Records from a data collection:
[start]

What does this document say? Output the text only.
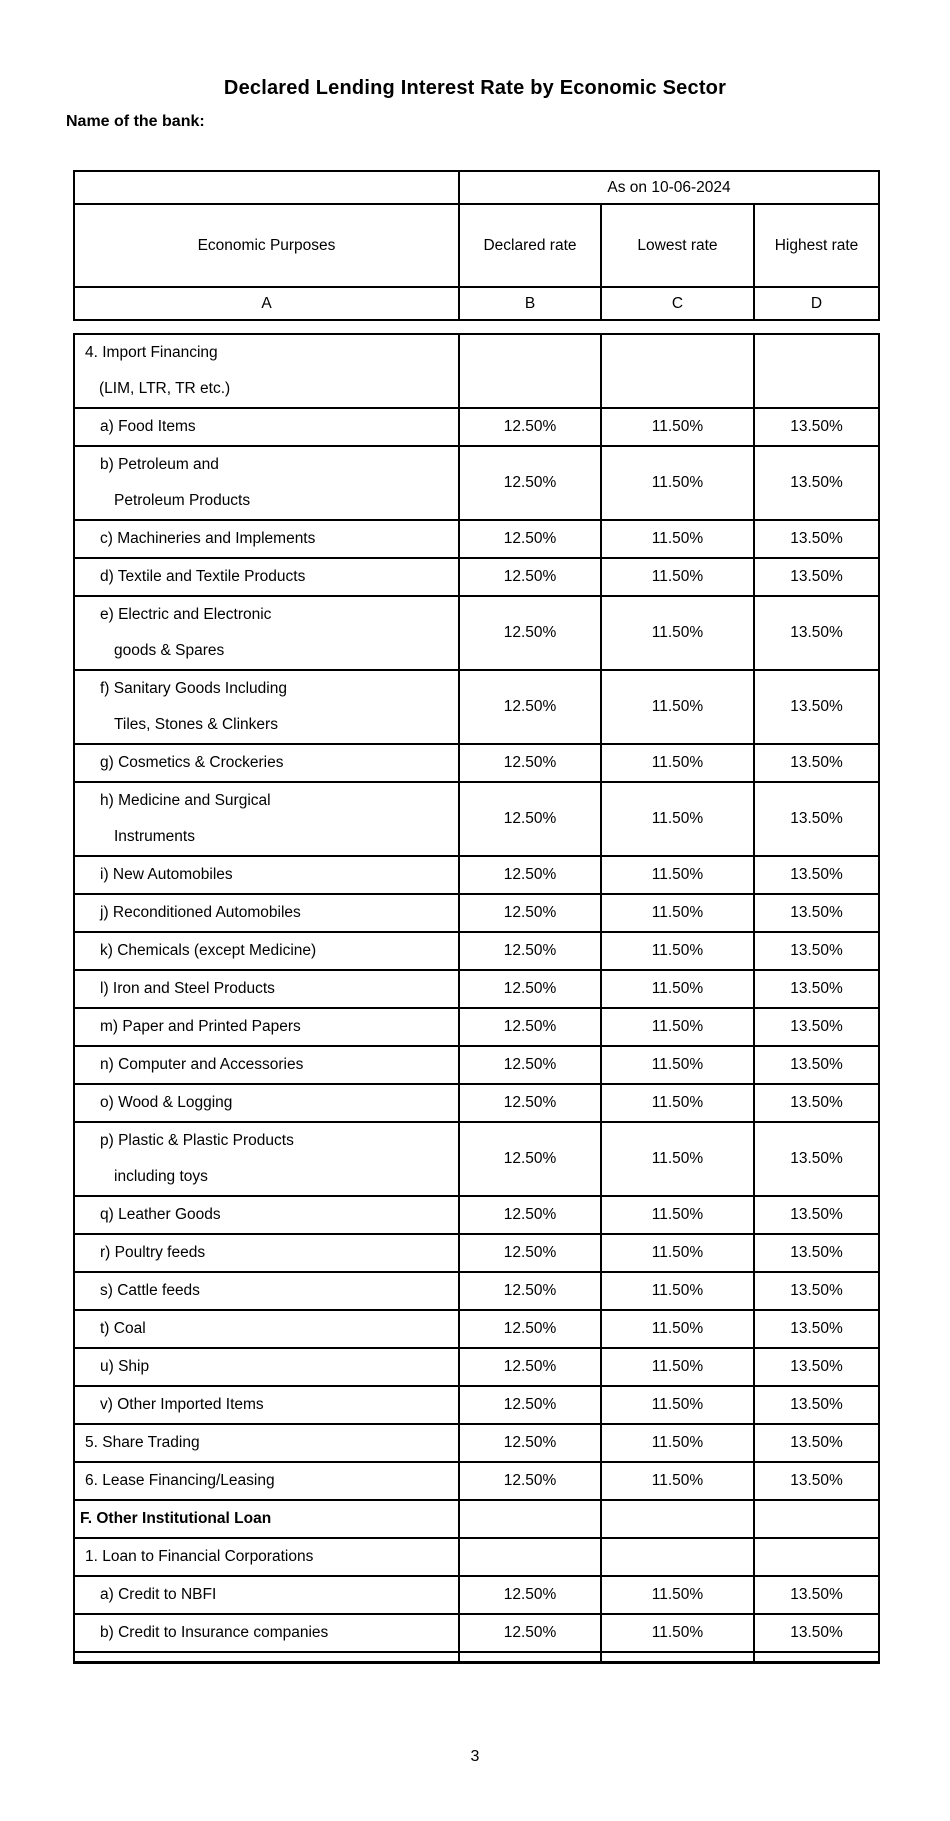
Declared Lending Interest Rate by Economic Sector
Name of the bank:
	As on 10-06-2024		
Economic Purposes	Declared rate	Lowest rate	Highest rate
A	B	C	D
4. Import Financing
(LIM, LTR, TR etc.)			

a) Food Items	12.50%	11.50%	13.50%

b) Petroleum and
Petroleum Products	12.50%	11.50%	13.50%

c) Machineries and Implements	12.50%	11.50%	13.50%

d) Textile and Textile Products	12.50%	11.50%	13.50%

e) Electric and Electronic
goods & Spares	12.50%	11.50%	13.50%

f) Sanitary Goods Including
Tiles, Stones & Clinkers	12.50%	11.50%	13.50%

g) Cosmetics & Crockeries	12.50%	11.50%	13.50%

h) Medicine and Surgical
Instruments	12.50%	11.50%	13.50%

i) New Automobiles	12.50%	11.50%	13.50%

j) Reconditioned Automobiles	12.50%	11.50%	13.50%

k) Chemicals (except Medicine)	12.50%	11.50%	13.50%

l) Iron and Steel Products	12.50%	11.50%	13.50%

m) Paper and Printed Papers	12.50%	11.50%	13.50%

n) Computer and Accessories	12.50%	11.50%	13.50%

o) Wood & Logging	12.50%	11.50%	13.50%

p) Plastic & Plastic Products
including toys	12.50%	11.50%	13.50%

q) Leather Goods	12.50%	11.50%	13.50%

r) Poultry feeds	12.50%	11.50%	13.50%

s) Cattle feeds	12.50%	11.50%	13.50%

t) Coal	12.50%	11.50%	13.50%

u) Ship	12.50%	11.50%	13.50%

v) Other Imported Items	12.50%	11.50%	13.50%

5. Share Trading	12.50%	11.50%	13.50%

6. Lease Financing/Leasing	12.50%	11.50%	13.50%

F. Other Institutional Loan			

1. Loan to Financial Corporations			

a) Credit to NBFI	12.50%	11.50%	13.50%

b) Credit to Insurance companies	12.50%	11.50%	13.50%

3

[end]

**Written request**
Can the entries above be repeated exactly, without their pictures?

**Task output**
What does this document say? Output the text only.
Declared Lending Interest Rate by Economic Sector
Name of the bank:
	As on 10-06-2024		
Economic Purposes	Declared rate	Lowest rate	Highest rate
A	B	C	D
4. Import Financing
(LIM, LTR, TR etc.)			

a) Food Items	12.50%	11.50%	13.50%

b) Petroleum and
Petroleum Products	12.50%	11.50%	13.50%

c) Machineries and Implements	12.50%	11.50%	13.50%

d) Textile and Textile Products	12.50%	11.50%	13.50%

e) Electric and Electronic
goods & Spares	12.50%	11.50%	13.50%

f) Sanitary Goods Including
Tiles, Stones & Clinkers	12.50%	11.50%	13.50%

g) Cosmetics & Crockeries	12.50%	11.50%	13.50%

h) Medicine and Surgical
Instruments	12.50%	11.50%	13.50%

i) New Automobiles	12.50%	11.50%	13.50%

j) Reconditioned Automobiles	12.50%	11.50%	13.50%

k) Chemicals (except Medicine)	12.50%	11.50%	13.50%

l) Iron and Steel Products	12.50%	11.50%	13.50%

m) Paper and Printed Papers	12.50%	11.50%	13.50%

n) Computer and Accessories	12.50%	11.50%	13.50%

o) Wood & Logging	12.50%	11.50%	13.50%

p) Plastic & Plastic Products
including toys	12.50%	11.50%	13.50%

q) Leather Goods	12.50%	11.50%	13.50%

r) Poultry feeds	12.50%	11.50%	13.50%

s) Cattle feeds	12.50%	11.50%	13.50%

t) Coal	12.50%	11.50%	13.50%

u) Ship	12.50%	11.50%	13.50%

v) Other Imported Items	12.50%	11.50%	13.50%

5. Share Trading	12.50%	11.50%	13.50%

6. Lease Financing/Leasing	12.50%	11.50%	13.50%

F. Other Institutional Loan			

1. Loan to Financial Corporations			

a) Credit to NBFI	12.50%	11.50%	13.50%

b) Credit to Insurance companies	12.50%	11.50%	13.50%

3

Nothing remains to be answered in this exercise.